►

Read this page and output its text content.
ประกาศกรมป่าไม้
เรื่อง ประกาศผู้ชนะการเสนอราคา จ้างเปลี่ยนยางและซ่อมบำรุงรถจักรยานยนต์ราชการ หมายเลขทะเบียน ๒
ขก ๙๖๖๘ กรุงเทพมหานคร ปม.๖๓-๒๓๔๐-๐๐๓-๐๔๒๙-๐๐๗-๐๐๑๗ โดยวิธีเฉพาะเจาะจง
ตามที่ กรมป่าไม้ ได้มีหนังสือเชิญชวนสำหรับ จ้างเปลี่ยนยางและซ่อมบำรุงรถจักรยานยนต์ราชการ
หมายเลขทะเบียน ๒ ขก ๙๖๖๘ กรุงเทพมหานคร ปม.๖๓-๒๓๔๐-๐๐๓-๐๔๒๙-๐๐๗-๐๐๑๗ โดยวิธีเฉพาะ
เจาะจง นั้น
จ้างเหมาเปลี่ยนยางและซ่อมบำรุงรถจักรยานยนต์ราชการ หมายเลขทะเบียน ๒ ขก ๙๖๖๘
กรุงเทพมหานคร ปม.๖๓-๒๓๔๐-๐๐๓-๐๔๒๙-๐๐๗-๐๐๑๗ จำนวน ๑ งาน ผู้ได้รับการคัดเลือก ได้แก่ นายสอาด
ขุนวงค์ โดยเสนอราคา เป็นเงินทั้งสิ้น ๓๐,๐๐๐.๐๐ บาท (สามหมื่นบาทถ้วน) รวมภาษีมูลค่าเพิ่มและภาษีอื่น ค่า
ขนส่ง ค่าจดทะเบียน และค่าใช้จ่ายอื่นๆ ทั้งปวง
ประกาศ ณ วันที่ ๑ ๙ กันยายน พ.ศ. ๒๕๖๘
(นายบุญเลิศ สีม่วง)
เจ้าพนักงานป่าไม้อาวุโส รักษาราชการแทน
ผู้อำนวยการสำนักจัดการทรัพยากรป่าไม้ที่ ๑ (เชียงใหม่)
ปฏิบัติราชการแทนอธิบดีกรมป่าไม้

◄

• **To be done**
Transcribe all the entries, keeping each one exactly as it is.

• **Solution for this problem**
Read this page and output its text content.
ประกาศกรมป่าไม้
เรื่อง ประกาศผู้ชนะการเสนอราคา จ้างเปลี่ยนยางและซ่อมบำรุงรถจักรยานยนต์ราชการ หมายเลขทะเบียน ๒
ขก ๙๖๖๘ กรุงเทพมหานคร ปม.๖๓-๒๓๔๐-๐๐๓-๐๔๒๙-๐๐๗-๐๐๑๗ โดยวิธีเฉพาะเจาะจง
ตามที่ กรมป่าไม้ ได้มีหนังสือเชิญชวนสำหรับ จ้างเปลี่ยนยางและซ่อมบำรุงรถจักรยานยนต์ราชการ
หมายเลขทะเบียน ๒ ขก ๙๖๖๘ กรุงเทพมหานคร ปม.๖๓-๒๓๔๐-๐๐๓-๐๔๒๙-๐๐๗-๐๐๑๗ โดยวิธีเฉพาะ
เจาะจง นั้น
จ้างเหมาเปลี่ยนยางและซ่อมบำรุงรถจักรยานยนต์ราชการ หมายเลขทะเบียน ๒ ขก ๙๖๖๘
กรุงเทพมหานคร ปม.๖๓-๒๓๔๐-๐๐๓-๐๔๒๙-๐๐๗-๐๐๑๗ จำนวน ๑ งาน ผู้ได้รับการคัดเลือก ได้แก่ นายสอาด
ขุนวงค์ โดยเสนอราคา เป็นเงินทั้งสิ้น ๓๐,๐๐๐.๐๐ บาท (สามหมื่นบาทถ้วน) รวมภาษีมูลค่าเพิ่มและภาษีอื่น ค่า
ขนส่ง ค่าจดทะเบียน และค่าใช้จ่ายอื่นๆ ทั้งปวง
ประกาศ ณ วันที่ ๑ ๙ กันยายน พ.ศ. ๒๕๖๘
(นายบุญเลิศ สีม่วง)
เจ้าพนักงานป่าไม้อาวุโส รักษาราชการแทน
ผู้อำนวยการสำนักจัดการทรัพยากรป่าไม้ที่ ๑ (เชียงใหม่)
ปฏิบัติราชการแทนอธิบดีกรมป่าไม้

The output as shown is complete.